## Data to process
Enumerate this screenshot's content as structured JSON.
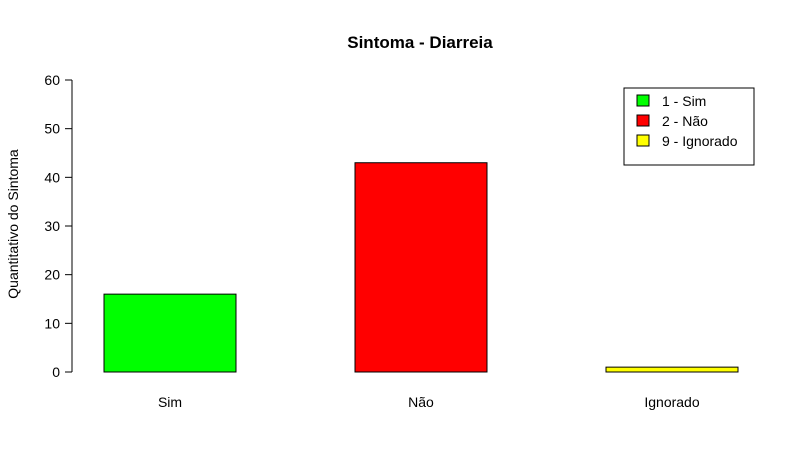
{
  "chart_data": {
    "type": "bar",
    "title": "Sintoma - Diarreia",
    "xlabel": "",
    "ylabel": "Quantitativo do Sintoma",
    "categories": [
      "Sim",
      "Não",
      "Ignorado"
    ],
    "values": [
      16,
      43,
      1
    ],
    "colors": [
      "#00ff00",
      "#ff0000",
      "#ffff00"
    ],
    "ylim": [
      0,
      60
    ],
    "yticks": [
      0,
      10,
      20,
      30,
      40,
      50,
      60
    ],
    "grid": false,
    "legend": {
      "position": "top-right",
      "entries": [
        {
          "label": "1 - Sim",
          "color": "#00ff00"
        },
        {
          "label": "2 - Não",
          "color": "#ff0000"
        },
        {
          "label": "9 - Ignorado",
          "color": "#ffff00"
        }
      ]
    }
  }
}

* * *

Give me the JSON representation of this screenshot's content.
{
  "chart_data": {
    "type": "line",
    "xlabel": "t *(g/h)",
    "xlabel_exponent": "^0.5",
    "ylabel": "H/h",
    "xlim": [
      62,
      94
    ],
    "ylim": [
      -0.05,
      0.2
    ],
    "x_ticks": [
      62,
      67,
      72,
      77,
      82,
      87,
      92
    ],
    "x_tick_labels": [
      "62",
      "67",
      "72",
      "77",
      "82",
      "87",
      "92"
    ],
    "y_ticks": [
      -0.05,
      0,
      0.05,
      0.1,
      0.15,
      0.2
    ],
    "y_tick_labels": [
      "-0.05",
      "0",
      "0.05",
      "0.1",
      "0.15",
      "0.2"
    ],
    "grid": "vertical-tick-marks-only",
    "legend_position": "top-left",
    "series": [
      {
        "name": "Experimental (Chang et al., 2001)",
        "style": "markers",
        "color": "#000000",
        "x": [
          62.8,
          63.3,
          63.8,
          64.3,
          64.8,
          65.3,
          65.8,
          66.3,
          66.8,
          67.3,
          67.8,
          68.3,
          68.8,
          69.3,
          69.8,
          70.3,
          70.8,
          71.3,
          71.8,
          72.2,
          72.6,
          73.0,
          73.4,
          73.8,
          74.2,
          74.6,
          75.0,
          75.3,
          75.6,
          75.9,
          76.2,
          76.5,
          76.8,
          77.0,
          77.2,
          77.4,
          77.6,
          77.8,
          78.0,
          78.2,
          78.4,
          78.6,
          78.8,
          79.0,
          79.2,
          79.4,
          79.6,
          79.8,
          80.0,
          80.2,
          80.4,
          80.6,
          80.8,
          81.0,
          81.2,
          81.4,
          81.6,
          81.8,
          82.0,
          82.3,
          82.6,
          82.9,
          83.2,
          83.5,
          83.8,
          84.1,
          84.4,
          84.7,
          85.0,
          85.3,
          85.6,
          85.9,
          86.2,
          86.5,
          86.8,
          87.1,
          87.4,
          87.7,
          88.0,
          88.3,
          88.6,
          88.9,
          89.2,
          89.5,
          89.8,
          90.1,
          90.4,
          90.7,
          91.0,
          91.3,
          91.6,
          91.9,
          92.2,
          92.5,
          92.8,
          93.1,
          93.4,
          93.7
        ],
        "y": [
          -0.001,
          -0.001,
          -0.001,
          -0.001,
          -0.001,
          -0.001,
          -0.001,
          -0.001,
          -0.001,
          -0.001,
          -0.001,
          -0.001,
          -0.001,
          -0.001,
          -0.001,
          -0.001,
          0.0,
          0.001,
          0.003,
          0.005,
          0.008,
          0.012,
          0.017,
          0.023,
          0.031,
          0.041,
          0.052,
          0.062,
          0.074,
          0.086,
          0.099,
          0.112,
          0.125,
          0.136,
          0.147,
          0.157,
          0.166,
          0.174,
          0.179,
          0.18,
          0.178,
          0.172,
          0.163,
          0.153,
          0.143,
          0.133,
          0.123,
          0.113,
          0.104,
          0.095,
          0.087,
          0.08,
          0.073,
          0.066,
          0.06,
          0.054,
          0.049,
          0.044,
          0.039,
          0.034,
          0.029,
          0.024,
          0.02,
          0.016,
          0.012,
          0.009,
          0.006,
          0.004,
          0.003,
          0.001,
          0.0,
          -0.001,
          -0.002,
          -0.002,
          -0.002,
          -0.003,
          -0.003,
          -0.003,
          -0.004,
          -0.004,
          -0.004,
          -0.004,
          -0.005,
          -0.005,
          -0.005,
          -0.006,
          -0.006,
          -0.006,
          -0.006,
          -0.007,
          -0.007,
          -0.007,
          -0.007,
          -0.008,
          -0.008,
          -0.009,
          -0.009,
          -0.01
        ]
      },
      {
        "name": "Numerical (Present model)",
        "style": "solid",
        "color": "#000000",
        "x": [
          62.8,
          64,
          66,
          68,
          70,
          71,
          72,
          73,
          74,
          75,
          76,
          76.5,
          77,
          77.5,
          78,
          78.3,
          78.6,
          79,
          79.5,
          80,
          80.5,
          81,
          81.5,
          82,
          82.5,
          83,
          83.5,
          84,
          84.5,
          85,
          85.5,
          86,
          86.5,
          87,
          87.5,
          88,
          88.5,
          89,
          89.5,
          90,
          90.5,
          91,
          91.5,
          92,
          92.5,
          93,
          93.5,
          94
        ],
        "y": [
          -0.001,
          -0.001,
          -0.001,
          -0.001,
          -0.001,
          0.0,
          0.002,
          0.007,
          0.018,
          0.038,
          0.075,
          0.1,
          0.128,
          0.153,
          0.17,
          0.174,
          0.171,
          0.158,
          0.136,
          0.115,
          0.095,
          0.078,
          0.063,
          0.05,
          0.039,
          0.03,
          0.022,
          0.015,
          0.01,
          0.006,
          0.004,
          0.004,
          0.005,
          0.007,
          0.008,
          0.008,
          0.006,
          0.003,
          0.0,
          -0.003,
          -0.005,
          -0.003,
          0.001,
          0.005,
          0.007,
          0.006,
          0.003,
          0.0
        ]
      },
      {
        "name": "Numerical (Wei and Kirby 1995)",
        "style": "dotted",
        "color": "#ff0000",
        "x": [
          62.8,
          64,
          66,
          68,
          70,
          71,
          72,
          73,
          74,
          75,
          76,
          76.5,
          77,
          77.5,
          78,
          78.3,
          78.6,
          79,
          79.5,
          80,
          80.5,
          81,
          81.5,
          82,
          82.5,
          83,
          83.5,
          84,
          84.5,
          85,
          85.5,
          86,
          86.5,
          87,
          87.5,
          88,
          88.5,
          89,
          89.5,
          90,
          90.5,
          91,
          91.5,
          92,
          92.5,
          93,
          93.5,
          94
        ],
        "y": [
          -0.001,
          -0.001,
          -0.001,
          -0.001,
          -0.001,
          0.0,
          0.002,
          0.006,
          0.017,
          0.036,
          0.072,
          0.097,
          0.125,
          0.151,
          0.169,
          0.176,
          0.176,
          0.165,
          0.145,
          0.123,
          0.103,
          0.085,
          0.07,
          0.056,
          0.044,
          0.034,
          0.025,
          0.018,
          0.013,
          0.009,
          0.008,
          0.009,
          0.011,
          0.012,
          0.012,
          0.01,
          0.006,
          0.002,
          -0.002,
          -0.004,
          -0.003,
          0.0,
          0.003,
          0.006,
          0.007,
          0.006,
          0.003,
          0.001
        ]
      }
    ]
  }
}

--

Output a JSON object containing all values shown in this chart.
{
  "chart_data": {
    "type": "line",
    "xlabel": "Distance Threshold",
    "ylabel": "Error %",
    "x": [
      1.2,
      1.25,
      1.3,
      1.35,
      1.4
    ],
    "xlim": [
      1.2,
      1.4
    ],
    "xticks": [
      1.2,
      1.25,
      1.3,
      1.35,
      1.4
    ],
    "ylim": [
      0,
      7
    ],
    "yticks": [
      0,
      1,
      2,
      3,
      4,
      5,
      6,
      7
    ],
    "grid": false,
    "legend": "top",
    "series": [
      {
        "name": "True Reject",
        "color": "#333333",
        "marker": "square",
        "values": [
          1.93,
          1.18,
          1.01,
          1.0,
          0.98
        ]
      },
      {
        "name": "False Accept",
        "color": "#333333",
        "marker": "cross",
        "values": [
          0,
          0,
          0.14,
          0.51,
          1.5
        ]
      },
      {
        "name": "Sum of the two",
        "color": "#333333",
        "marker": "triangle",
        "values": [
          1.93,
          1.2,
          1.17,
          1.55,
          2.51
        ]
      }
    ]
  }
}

## Task
Copy out each line of the records where the string "this" appears.

## Exercise solution
Enumerate this screenshot's content as structured JSON.
Give me the JSON representation of this screenshot's content.
Output a JSON object containing all values shown in this chart.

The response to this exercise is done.